-- Problem to work on --
Reproduce each line exactly.

-- Exercise material --
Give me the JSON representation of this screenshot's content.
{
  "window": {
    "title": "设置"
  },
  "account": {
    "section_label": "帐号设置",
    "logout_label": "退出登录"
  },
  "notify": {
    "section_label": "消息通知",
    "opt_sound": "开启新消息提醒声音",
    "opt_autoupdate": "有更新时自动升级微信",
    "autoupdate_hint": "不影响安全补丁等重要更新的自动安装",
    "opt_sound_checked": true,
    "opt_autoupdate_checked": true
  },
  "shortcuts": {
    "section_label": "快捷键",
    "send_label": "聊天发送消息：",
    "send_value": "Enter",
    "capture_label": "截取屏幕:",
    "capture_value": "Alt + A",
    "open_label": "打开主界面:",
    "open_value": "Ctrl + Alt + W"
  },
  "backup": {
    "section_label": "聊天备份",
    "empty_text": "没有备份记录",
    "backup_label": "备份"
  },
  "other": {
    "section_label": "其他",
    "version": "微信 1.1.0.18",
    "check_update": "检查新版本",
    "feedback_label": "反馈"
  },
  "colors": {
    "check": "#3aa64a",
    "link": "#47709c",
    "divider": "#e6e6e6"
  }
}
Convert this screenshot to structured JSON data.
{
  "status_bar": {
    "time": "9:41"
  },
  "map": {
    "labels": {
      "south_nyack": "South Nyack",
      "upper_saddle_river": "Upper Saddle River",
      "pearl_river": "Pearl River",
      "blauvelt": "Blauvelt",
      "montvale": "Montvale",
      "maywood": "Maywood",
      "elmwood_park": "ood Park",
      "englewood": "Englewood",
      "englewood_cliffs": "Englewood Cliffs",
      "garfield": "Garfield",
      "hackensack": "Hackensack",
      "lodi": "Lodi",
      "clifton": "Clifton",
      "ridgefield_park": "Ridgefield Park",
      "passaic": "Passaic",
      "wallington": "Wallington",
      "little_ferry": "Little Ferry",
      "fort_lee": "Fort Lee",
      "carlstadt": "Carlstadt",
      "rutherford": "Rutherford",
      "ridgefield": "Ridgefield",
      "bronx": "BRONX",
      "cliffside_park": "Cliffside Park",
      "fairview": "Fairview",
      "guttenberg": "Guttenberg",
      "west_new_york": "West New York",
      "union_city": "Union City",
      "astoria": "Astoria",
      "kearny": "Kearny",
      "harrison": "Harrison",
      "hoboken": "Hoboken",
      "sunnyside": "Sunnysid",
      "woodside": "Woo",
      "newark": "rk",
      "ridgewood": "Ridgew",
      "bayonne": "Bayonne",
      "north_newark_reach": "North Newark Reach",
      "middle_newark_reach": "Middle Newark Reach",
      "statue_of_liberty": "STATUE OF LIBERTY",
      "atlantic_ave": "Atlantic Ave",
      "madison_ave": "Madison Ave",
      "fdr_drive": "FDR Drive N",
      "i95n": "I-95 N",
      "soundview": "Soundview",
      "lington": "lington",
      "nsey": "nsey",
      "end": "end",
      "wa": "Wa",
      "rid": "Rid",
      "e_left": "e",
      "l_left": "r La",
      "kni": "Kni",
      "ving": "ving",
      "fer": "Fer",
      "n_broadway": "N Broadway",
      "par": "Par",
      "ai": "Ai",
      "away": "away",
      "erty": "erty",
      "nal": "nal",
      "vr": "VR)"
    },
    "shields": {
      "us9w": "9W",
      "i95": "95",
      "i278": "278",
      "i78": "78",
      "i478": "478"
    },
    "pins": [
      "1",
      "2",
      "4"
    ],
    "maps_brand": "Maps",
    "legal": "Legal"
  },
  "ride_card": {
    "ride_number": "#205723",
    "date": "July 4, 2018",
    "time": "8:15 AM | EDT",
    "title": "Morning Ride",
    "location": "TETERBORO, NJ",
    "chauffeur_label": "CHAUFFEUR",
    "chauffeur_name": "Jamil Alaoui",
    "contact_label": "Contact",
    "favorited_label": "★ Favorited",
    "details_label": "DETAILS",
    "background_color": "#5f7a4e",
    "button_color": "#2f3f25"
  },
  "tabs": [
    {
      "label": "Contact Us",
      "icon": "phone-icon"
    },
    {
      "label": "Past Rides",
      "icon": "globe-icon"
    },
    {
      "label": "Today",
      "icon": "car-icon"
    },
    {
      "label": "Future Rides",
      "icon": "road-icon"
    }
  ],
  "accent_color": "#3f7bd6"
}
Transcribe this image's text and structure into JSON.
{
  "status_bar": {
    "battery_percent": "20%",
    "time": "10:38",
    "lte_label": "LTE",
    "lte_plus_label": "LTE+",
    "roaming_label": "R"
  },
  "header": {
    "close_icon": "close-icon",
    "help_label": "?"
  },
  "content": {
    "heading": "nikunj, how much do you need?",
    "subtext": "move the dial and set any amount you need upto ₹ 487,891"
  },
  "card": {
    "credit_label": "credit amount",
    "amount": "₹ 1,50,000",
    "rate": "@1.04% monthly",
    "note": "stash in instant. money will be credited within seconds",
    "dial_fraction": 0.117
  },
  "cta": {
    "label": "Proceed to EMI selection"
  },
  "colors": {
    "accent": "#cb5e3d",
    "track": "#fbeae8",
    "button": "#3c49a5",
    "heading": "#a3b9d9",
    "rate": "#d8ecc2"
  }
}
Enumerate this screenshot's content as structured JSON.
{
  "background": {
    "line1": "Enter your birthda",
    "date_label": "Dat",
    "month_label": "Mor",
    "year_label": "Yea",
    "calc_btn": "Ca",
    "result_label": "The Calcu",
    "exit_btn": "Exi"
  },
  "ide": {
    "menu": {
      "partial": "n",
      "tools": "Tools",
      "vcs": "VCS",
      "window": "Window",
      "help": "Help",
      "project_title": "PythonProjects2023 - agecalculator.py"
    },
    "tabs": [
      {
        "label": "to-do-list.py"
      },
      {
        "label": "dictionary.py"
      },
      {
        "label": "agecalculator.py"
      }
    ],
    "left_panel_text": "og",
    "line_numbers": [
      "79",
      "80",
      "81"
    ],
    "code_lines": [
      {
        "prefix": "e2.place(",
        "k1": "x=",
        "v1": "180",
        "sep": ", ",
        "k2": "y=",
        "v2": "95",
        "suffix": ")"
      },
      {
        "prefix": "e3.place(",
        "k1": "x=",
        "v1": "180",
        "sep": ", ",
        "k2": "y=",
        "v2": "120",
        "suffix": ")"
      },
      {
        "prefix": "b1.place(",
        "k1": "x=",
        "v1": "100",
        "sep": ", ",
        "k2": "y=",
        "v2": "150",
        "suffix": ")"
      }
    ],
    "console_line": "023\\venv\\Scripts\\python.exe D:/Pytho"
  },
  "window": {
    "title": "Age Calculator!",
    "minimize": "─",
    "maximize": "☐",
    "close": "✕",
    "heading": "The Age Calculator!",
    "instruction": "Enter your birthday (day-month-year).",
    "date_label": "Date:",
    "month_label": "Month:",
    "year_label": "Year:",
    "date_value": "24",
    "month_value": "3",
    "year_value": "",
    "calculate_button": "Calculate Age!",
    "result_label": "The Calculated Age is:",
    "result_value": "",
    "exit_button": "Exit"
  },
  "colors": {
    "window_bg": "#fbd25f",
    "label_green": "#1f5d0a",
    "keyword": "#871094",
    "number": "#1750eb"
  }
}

-- Task solution --
Give me the JSON representation of this screenshot's content.
{
  "window": {
    "title": "设置"
  },
  "account": {
    "section_label": "帐号设置",
    "logout_label": "退出登录"
  },
  "notify": {
    "section_label": "消息通知",
    "opt_sound": "开启新消息提醒声音",
    "opt_autoupdate": "有更新时自动升级微信",
    "autoupdate_hint": "不影响安全补丁等重要更新的自动安装",
    "opt_sound_checked": true,
    "opt_autoupdate_checked": true
  },
  "shortcuts": {
    "section_label": "快捷键",
    "send_label": "聊天发送消息：",
    "send_value": "Enter",
    "capture_label": "截取屏幕:",
    "capture_value": "Alt + A",
    "open_label": "打开主界面:",
    "open_value": "Ctrl + Alt + W"
  },
  "backup": {
    "section_label": "聊天备份",
    "empty_text": "没有备份记录",
    "backup_label": "备份"
  },
  "other": {
    "section_label": "其他",
    "version": "微信 1.1.0.18",
    "check_update": "检查新版本",
    "feedback_label": "反馈"
  },
  "colors": {
    "check": "#3aa64a",
    "link": "#47709c",
    "divider": "#e6e6e6"
  }
}
Convert this screenshot to structured JSON data.
{
  "status_bar": {
    "time": "9:41"
  },
  "map": {
    "labels": {
      "south_nyack": "South Nyack",
      "upper_saddle_river": "Upper Saddle River",
      "pearl_river": "Pearl River",
      "blauvelt": "Blauvelt",
      "montvale": "Montvale",
      "maywood": "Maywood",
      "elmwood_park": "ood Park",
      "englewood": "Englewood",
      "englewood_cliffs": "Englewood Cliffs",
      "garfield": "Garfield",
      "hackensack": "Hackensack",
      "lodi": "Lodi",
      "clifton": "Clifton",
      "ridgefield_park": "Ridgefield Park",
      "passaic": "Passaic",
      "wallington": "Wallington",
      "little_ferry": "Little Ferry",
      "fort_lee": "Fort Lee",
      "carlstadt": "Carlstadt",
      "rutherford": "Rutherford",
      "ridgefield": "Ridgefield",
      "bronx": "BRONX",
      "cliffside_park": "Cliffside Park",
      "fairview": "Fairview",
      "guttenberg": "Guttenberg",
      "west_new_york": "West New York",
      "union_city": "Union City",
      "astoria": "Astoria",
      "kearny": "Kearny",
      "harrison": "Harrison",
      "hoboken": "Hoboken",
      "sunnyside": "Sunnysid",
      "woodside": "Woo",
      "newark": "rk",
      "ridgewood": "Ridgew",
      "bayonne": "Bayonne",
      "north_newark_reach": "North Newark Reach",
      "middle_newark_reach": "Middle Newark Reach",
      "statue_of_liberty": "STATUE OF LIBERTY",
      "atlantic_ave": "Atlantic Ave",
      "madison_ave": "Madison Ave",
      "fdr_drive": "FDR Drive N",
      "i95n": "I-95 N",
      "soundview": "Soundview",
      "lington": "lington",
      "nsey": "nsey",
      "end": "end",
      "wa": "Wa",
      "rid": "Rid",
      "e_left": "e",
      "l_left": "r La",
      "kni": "Kni",
      "ving": "ving",
      "fer": "Fer",
      "n_broadway": "N Broadway",
      "par": "Par",
      "ai": "Ai",
      "away": "away",
      "erty": "erty",
      "nal": "nal",
      "vr": "VR)"
    },
    "shields": {
      "us9w": "9W",
      "i95": "95",
      "i278": "278",
      "i78": "78",
      "i478": "478"
    },
    "pins": [
      "1",
      "2",
      "4"
    ],
    "maps_brand": "Maps",
    "legal": "Legal"
  },
  "ride_card": {
    "ride_number": "#205723",
    "date": "July 4, 2018",
    "time": "8:15 AM | EDT",
    "title": "Morning Ride",
    "location": "TETERBORO, NJ",
    "chauffeur_label": "CHAUFFEUR",
    "chauffeur_name": "Jamil Alaoui",
    "contact_label": "Contact",
    "favorited_label": "★ Favorited",
    "details_label": "DETAILS",
    "background_color": "#5f7a4e",
    "button_color": "#2f3f25"
  },
  "tabs": [
    {
      "label": "Contact Us",
      "icon": "phone-icon"
    },
    {
      "label": "Past Rides",
      "icon": "globe-icon"
    },
    {
      "label": "Today",
      "icon": "car-icon"
    },
    {
      "label": "Future Rides",
      "icon": "road-icon"
    }
  ],
  "accent_color": "#3f7bd6"
}
Transcribe this image's text and structure into JSON.
{
  "status_bar": {
    "battery_percent": "20%",
    "time": "10:38",
    "lte_label": "LTE",
    "lte_plus_label": "LTE+",
    "roaming_label": "R"
  },
  "header": {
    "close_icon": "close-icon",
    "help_label": "?"
  },
  "content": {
    "heading": "nikunj, how much do you need?",
    "subtext": "move the dial and set any amount you need upto ₹ 487,891"
  },
  "card": {
    "credit_label": "credit amount",
    "amount": "₹ 1,50,000",
    "rate": "@1.04% monthly",
    "note": "stash in instant. money will be credited within seconds",
    "dial_fraction": 0.117
  },
  "cta": {
    "label": "Proceed to EMI selection"
  },
  "colors": {
    "accent": "#cb5e3d",
    "track": "#fbeae8",
    "button": "#3c49a5",
    "heading": "#a3b9d9",
    "rate": "#d8ecc2"
  }
}
Enumerate this screenshot's content as structured JSON.
{
  "background": {
    "line1": "Enter your birthda",
    "date_label": "Dat",
    "month_label": "Mor",
    "year_label": "Yea",
    "calc_btn": "Ca",
    "result_label": "The Calcu",
    "exit_btn": "Exi"
  },
  "ide": {
    "menu": {
      "partial": "n",
      "tools": "Tools",
      "vcs": "VCS",
      "window": "Window",
      "help": "Help",
      "project_title": "PythonProjects2023 - agecalculator.py"
    },
    "tabs": [
      {
        "label": "to-do-list.py"
      },
      {
        "label": "dictionary.py"
      },
      {
        "label": "agecalculator.py"
      }
    ],
    "left_panel_text": "og",
    "line_numbers": [
      "79",
      "80",
      "81"
    ],
    "code_lines": [
      {
        "prefix": "e2.place(",
        "k1": "x=",
        "v1": "180",
        "sep": ", ",
        "k2": "y=",
        "v2": "95",
        "suffix": ")"
      },
      {
        "prefix": "e3.place(",
        "k1": "x=",
        "v1": "180",
        "sep": ", ",
        "k2": "y=",
        "v2": "120",
        "suffix": ")"
      },
      {
        "prefix": "b1.place(",
        "k1": "x=",
        "v1": "100",
        "sep": ", ",
        "k2": "y=",
        "v2": "150",
        "suffix": ")"
      }
    ],
    "console_line": "023\\venv\\Scripts\\python.exe D:/Pytho"
  },
  "window": {
    "title": "Age Calculator!",
    "minimize": "─",
    "maximize": "☐",
    "close": "✕",
    "heading": "The Age Calculator!",
    "instruction": "Enter your birthday (day-month-year).",
    "date_label": "Date:",
    "month_label": "Month:",
    "year_label": "Year:",
    "date_value": "24",
    "month_value": "3",
    "year_value": "",
    "calculate_button": "Calculate Age!",
    "result_label": "The Calculated Age is:",
    "result_value": "",
    "exit_button": "Exit"
  },
  "colors": {
    "window_bg": "#fbd25f",
    "label_green": "#1f5d0a",
    "keyword": "#871094",
    "number": "#1750eb"
  }
}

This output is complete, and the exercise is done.